To be done: Write out the full listing exactly as given, minus the images.

Provided data:

____

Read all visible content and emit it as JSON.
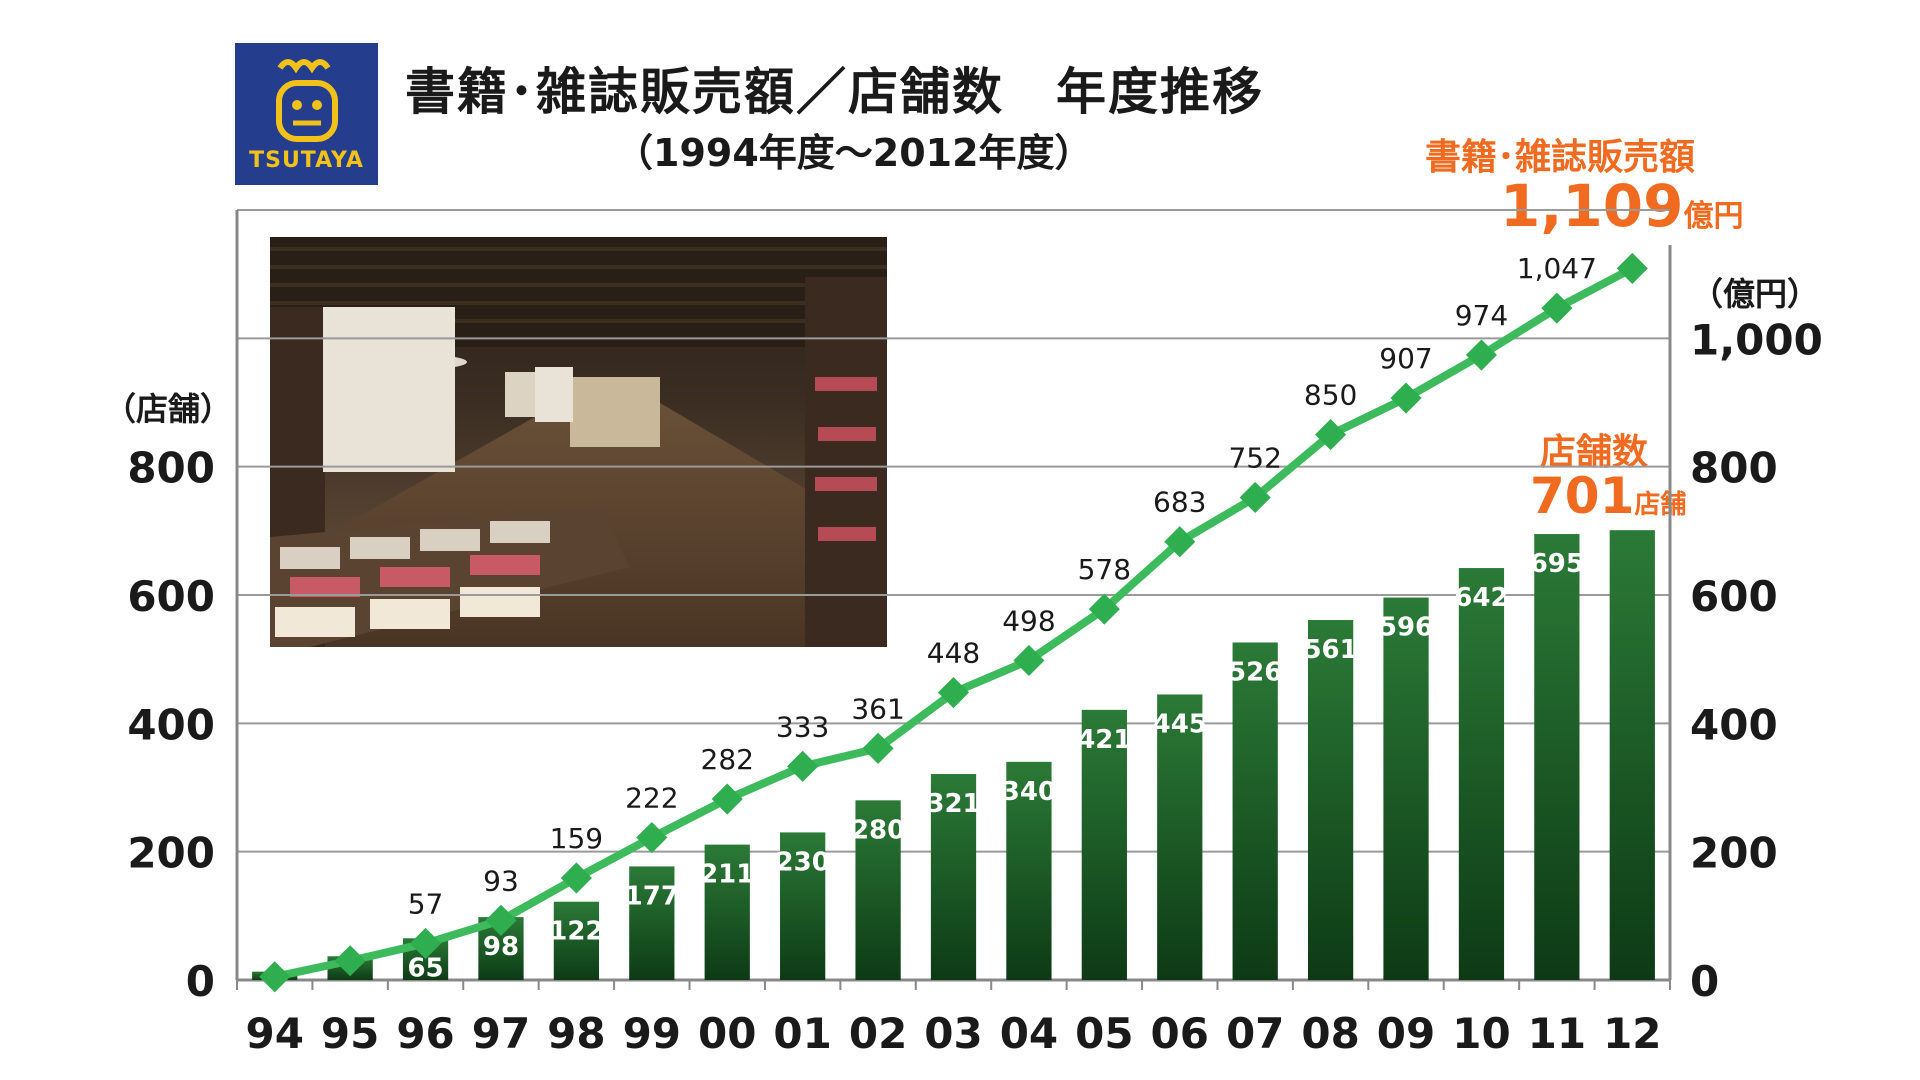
{
  "logo": {
    "text": "TSUTAYA"
  },
  "header": {
    "title": "書籍･雑誌販売額／店舗数　年度推移",
    "subtitle": "（1994年度～2012年度）"
  },
  "annotations": {
    "sales_label": "書籍･雑誌販売額",
    "sales_value": "1,109",
    "sales_unit": "億円",
    "stores_label": "店舗数",
    "stores_value": "701",
    "stores_unit": "店舗"
  },
  "colors": {
    "bar_top": "#2b7a37",
    "bar_bottom": "#0d3a15",
    "line": "#3dbb5c",
    "marker": "#2fae4f",
    "annotation": "#f06a1f",
    "grid": "#9a9a9a"
  },
  "chart_data": {
    "type": "bar",
    "categories": [
      "94",
      "95",
      "96",
      "97",
      "98",
      "99",
      "00",
      "01",
      "02",
      "03",
      "04",
      "05",
      "06",
      "07",
      "08",
      "09",
      "10",
      "11",
      "12"
    ],
    "series": [
      {
        "type": "bar",
        "axis": "left",
        "values": [
          13,
          37,
          65,
          98,
          122,
          177,
          211,
          230,
          280,
          321,
          340,
          421,
          445,
          526,
          561,
          596,
          642,
          695,
          701
        ],
        "labels": [
          "",
          "",
          "65",
          "98",
          "122",
          "177",
          "211",
          "230",
          "280",
          "321",
          "340",
          "421",
          "445",
          "526",
          "561",
          "596",
          "642",
          "695",
          ""
        ]
      },
      {
        "type": "line",
        "axis": "right",
        "values": [
          5,
          30,
          57,
          93,
          159,
          222,
          282,
          333,
          361,
          448,
          498,
          578,
          683,
          752,
          850,
          907,
          974,
          1047,
          1109
        ],
        "labels": [
          "",
          "",
          "57",
          "93",
          "159",
          "222",
          "282",
          "333",
          "361",
          "448",
          "498",
          "578",
          "683",
          "752",
          "850",
          "907",
          "974",
          "1,047",
          ""
        ]
      }
    ],
    "left_axis": {
      "label": "（店舗）",
      "ticks": [
        0,
        200,
        400,
        600,
        800
      ],
      "tick_labels": [
        "0",
        "200",
        "400",
        "600",
        "800"
      ],
      "range": [
        0,
        1200
      ]
    },
    "right_axis": {
      "label": "（億円）",
      "ticks": [
        0,
        200,
        400,
        600,
        800,
        1000
      ],
      "tick_labels": [
        "0",
        "200",
        "400",
        "600",
        "800",
        "1,000"
      ],
      "range": [
        0,
        1200
      ]
    },
    "grid": true
  }
}
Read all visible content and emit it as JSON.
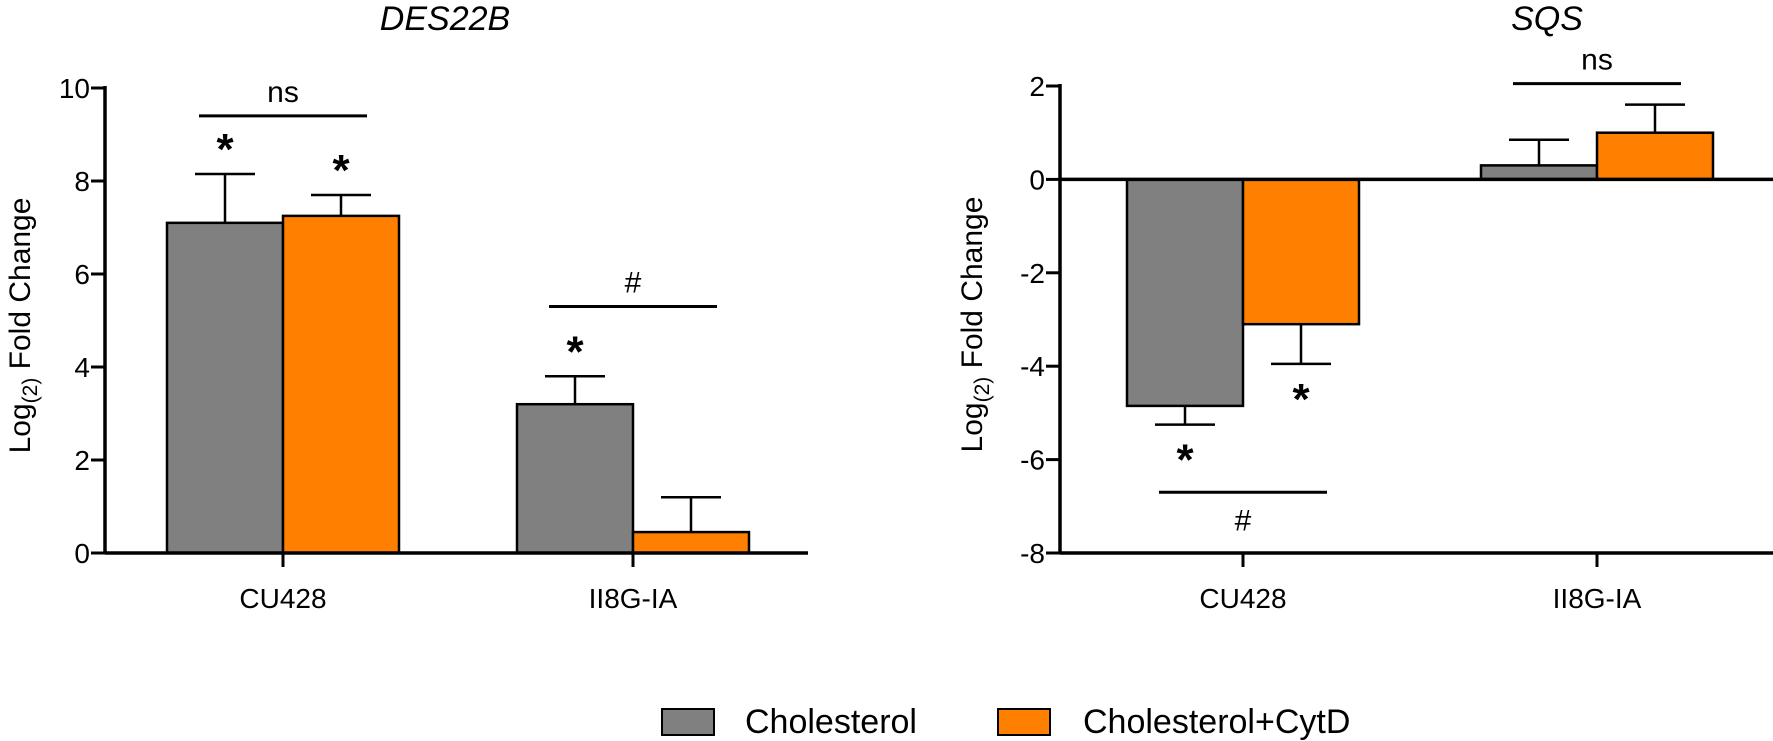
{
  "colors": {
    "series1": "#808080",
    "series2": "#ff8000",
    "axis": "#000000"
  },
  "legend": {
    "items": [
      {
        "label": "Cholesterol",
        "color": "#808080"
      },
      {
        "label": "Cholesterol+CytD",
        "color": "#ff8000"
      }
    ]
  },
  "chart_data": [
    {
      "type": "bar",
      "title": "DES22B",
      "ylabel": "Log",
      "ylabel_sub": "(2)",
      "ylabel_rest": " Fold Change",
      "ylim": [
        0,
        10
      ],
      "yticks": [
        0,
        2,
        4,
        6,
        8,
        10
      ],
      "categories": [
        "CU428",
        "II8G-IA"
      ],
      "series": [
        {
          "name": "Cholesterol",
          "values": [
            7.1,
            3.2
          ],
          "errors": [
            1.05,
            0.6
          ]
        },
        {
          "name": "Cholesterol+CytD",
          "values": [
            7.25,
            0.45
          ],
          "errors": [
            0.45,
            0.75
          ]
        }
      ],
      "annotations": {
        "stars": [
          {
            "category": 0,
            "series": 0,
            "text": "*"
          },
          {
            "category": 0,
            "series": 1,
            "text": "*"
          },
          {
            "category": 1,
            "series": 0,
            "text": "*"
          }
        ],
        "brackets": [
          {
            "category": 0,
            "text": "ns",
            "y": 9.4
          },
          {
            "category": 1,
            "text": "#",
            "y": 5.3
          }
        ]
      }
    },
    {
      "type": "bar",
      "title": "SQS",
      "ylabel": "Log",
      "ylabel_sub": "(2)",
      "ylabel_rest": " Fold Change",
      "ylim": [
        -8,
        2
      ],
      "yticks": [
        -8,
        -6,
        -4,
        -2,
        0,
        2
      ],
      "categories": [
        "CU428",
        "II8G-IA"
      ],
      "series": [
        {
          "name": "Cholesterol",
          "values": [
            -4.85,
            0.3
          ],
          "errors": [
            0.4,
            0.55
          ]
        },
        {
          "name": "Cholesterol+CytD",
          "values": [
            -3.1,
            1.0
          ],
          "errors": [
            0.85,
            0.6
          ]
        }
      ],
      "annotations": {
        "stars": [
          {
            "category": 0,
            "series": 0,
            "text": "*"
          },
          {
            "category": 0,
            "series": 1,
            "text": "*"
          }
        ],
        "brackets": [
          {
            "category": 0,
            "text": "#",
            "y": -6.7
          },
          {
            "category": 1,
            "text": "ns",
            "y": 2.05
          }
        ]
      }
    }
  ]
}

____

In response:
Read all visible content and emit it as JSON.
{
  "logo": {
    "text": "TSUTAYA"
  },
  "header": {
    "title": "書籍･雑誌販売額／店舗数　年度推移",
    "subtitle": "（1994年度～2012年度）"
  },
  "annotations": {
    "sales_label": "書籍･雑誌販売額",
    "sales_value": "1,109",
    "sales_unit": "億円",
    "stores_label": "店舗数",
    "stores_value": "701",
    "stores_unit": "店舗"
  },
  "colors": {
    "bar_top": "#2b7a37",
    "bar_bottom": "#0d3a15",
    "line": "#3dbb5c",
    "marker": "#2fae4f",
    "annotation": "#f06a1f",
    "grid": "#9a9a9a"
  },
  "chart_data": {
    "type": "bar",
    "categories": [
      "94",
      "95",
      "96",
      "97",
      "98",
      "99",
      "00",
      "01",
      "02",
      "03",
      "04",
      "05",
      "06",
      "07",
      "08",
      "09",
      "10",
      "11",
      "12"
    ],
    "series": [
      {
        "type": "bar",
        "axis": "left",
        "values": [
          13,
          37,
          65,
          98,
          122,
          177,
          211,
          230,
          280,
          321,
          340,
          421,
          445,
          526,
          561,
          596,
          642,
          695,
          701
        ],
        "labels": [
          "",
          "",
          "65",
          "98",
          "122",
          "177",
          "211",
          "230",
          "280",
          "321",
          "340",
          "421",
          "445",
          "526",
          "561",
          "596",
          "642",
          "695",
          ""
        ]
      },
      {
        "type": "line",
        "axis": "right",
        "values": [
          5,
          30,
          57,
          93,
          159,
          222,
          282,
          333,
          361,
          448,
          498,
          578,
          683,
          752,
          850,
          907,
          974,
          1047,
          1109
        ],
        "labels": [
          "",
          "",
          "57",
          "93",
          "159",
          "222",
          "282",
          "333",
          "361",
          "448",
          "498",
          "578",
          "683",
          "752",
          "850",
          "907",
          "974",
          "1,047",
          ""
        ]
      }
    ],
    "left_axis": {
      "label": "（店舗）",
      "ticks": [
        0,
        200,
        400,
        600,
        800
      ],
      "tick_labels": [
        "0",
        "200",
        "400",
        "600",
        "800"
      ],
      "range": [
        0,
        1200
      ]
    },
    "right_axis": {
      "label": "（億円）",
      "ticks": [
        0,
        200,
        400,
        600,
        800,
        1000
      ],
      "tick_labels": [
        "0",
        "200",
        "400",
        "600",
        "800",
        "1,000"
      ],
      "range": [
        0,
        1200
      ]
    },
    "grid": true
  }
}
Read all visible content and emit it as JSON.
{
  "colors": {
    "series1": "#808080",
    "series2": "#ff8000",
    "axis": "#000000"
  },
  "legend": {
    "items": [
      {
        "label": "Cholesterol",
        "color": "#808080"
      },
      {
        "label": "Cholesterol+CytD",
        "color": "#ff8000"
      }
    ]
  },
  "chart_data": [
    {
      "type": "bar",
      "title": "DES22B",
      "ylabel": "Log",
      "ylabel_sub": "(2)",
      "ylabel_rest": " Fold Change",
      "ylim": [
        0,
        10
      ],
      "yticks": [
        0,
        2,
        4,
        6,
        8,
        10
      ],
      "categories": [
        "CU428",
        "II8G-IA"
      ],
      "series": [
        {
          "name": "Cholesterol",
          "values": [
            7.1,
            3.2
          ],
          "errors": [
            1.05,
            0.6
          ]
        },
        {
          "name": "Cholesterol+CytD",
          "values": [
            7.25,
            0.45
          ],
          "errors": [
            0.45,
            0.75
          ]
        }
      ],
      "annotations": {
        "stars": [
          {
            "category": 0,
            "series": 0,
            "text": "*"
          },
          {
            "category": 0,
            "series": 1,
            "text": "*"
          },
          {
            "category": 1,
            "series": 0,
            "text": "*"
          }
        ],
        "brackets": [
          {
            "category": 0,
            "text": "ns",
            "y": 9.4
          },
          {
            "category": 1,
            "text": "#",
            "y": 5.3
          }
        ]
      }
    },
    {
      "type": "bar",
      "title": "SQS",
      "ylabel": "Log",
      "ylabel_sub": "(2)",
      "ylabel_rest": " Fold Change",
      "ylim": [
        -8,
        2
      ],
      "yticks": [
        -8,
        -6,
        -4,
        -2,
        0,
        2
      ],
      "categories": [
        "CU428",
        "II8G-IA"
      ],
      "series": [
        {
          "name": "Cholesterol",
          "values": [
            -4.85,
            0.3
          ],
          "errors": [
            0.4,
            0.55
          ]
        },
        {
          "name": "Cholesterol+CytD",
          "values": [
            -3.1,
            1.0
          ],
          "errors": [
            0.85,
            0.6
          ]
        }
      ],
      "annotations": {
        "stars": [
          {
            "category": 0,
            "series": 0,
            "text": "*"
          },
          {
            "category": 0,
            "series": 1,
            "text": "*"
          }
        ],
        "brackets": [
          {
            "category": 0,
            "text": "#",
            "y": -6.7
          },
          {
            "category": 1,
            "text": "ns",
            "y": 2.05
          }
        ]
      }
    }
  ]
}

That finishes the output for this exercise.